> **Required work**
Count how many of the items below contain the string "stats", with case counting, and reply with the number only.

(Items listed in a dataset)
* * * *

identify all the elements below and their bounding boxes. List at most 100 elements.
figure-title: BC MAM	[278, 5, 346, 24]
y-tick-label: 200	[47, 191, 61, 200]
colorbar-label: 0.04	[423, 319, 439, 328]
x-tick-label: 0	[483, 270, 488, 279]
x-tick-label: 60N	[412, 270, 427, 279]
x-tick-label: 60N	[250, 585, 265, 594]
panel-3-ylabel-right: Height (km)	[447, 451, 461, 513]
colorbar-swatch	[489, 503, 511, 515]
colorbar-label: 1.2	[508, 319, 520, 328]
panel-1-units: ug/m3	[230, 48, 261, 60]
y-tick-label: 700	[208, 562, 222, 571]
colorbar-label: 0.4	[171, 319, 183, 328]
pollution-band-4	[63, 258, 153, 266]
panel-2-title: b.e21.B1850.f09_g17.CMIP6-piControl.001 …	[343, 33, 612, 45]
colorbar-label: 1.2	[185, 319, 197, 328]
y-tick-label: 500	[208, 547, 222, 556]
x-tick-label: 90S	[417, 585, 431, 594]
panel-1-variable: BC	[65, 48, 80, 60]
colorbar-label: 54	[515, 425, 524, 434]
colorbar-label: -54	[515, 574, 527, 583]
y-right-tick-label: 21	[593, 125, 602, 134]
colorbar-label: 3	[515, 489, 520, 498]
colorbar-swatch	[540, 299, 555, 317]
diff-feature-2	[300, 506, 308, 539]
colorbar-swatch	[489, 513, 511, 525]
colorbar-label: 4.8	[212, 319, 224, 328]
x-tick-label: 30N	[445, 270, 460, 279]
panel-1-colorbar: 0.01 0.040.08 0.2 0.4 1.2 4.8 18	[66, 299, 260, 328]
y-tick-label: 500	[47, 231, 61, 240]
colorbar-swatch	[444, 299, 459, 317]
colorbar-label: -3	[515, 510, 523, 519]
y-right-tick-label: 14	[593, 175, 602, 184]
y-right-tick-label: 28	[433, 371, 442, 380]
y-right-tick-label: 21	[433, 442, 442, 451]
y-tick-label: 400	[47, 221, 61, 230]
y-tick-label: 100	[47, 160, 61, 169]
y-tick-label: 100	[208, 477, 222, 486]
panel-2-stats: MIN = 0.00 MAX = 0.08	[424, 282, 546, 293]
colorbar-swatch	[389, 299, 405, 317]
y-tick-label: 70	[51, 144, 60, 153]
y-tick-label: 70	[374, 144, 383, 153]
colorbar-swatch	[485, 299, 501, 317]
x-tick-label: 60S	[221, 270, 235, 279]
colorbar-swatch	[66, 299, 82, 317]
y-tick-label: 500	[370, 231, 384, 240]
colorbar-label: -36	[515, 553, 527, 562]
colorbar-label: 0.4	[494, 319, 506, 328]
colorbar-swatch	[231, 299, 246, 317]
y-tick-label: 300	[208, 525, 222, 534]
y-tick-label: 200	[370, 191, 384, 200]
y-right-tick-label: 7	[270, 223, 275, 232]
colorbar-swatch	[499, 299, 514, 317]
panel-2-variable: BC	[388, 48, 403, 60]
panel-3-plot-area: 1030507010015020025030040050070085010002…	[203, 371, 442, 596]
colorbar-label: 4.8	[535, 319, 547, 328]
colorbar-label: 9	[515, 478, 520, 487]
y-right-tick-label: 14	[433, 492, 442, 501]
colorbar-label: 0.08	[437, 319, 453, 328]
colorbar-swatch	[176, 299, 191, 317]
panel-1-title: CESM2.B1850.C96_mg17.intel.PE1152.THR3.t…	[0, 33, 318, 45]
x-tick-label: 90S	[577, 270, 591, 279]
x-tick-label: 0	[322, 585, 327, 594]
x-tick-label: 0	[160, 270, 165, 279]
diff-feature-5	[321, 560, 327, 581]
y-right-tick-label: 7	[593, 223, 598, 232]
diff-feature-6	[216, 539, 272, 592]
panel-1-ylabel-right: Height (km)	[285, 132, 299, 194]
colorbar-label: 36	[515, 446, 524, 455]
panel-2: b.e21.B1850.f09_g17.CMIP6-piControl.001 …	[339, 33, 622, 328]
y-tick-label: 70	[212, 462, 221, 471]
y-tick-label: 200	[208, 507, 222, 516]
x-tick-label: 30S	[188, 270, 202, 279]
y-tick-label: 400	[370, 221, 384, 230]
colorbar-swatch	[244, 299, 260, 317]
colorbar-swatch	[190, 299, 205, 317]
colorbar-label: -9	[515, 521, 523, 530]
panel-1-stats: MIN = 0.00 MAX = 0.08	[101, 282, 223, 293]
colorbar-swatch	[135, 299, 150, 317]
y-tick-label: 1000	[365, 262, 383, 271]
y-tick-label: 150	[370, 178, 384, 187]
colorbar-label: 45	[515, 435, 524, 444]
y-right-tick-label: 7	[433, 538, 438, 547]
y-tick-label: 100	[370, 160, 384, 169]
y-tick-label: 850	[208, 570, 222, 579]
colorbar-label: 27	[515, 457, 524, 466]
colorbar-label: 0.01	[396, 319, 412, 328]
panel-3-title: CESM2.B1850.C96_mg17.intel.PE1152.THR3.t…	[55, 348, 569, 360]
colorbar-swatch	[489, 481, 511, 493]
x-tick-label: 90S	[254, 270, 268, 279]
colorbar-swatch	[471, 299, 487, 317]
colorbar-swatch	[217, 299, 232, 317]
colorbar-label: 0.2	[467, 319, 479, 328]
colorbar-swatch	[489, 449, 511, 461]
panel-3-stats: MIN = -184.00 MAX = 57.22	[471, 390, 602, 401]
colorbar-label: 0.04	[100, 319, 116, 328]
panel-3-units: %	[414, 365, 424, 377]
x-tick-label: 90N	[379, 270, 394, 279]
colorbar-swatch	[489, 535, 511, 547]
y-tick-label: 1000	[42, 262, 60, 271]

* * * *

> **Solved problem**
3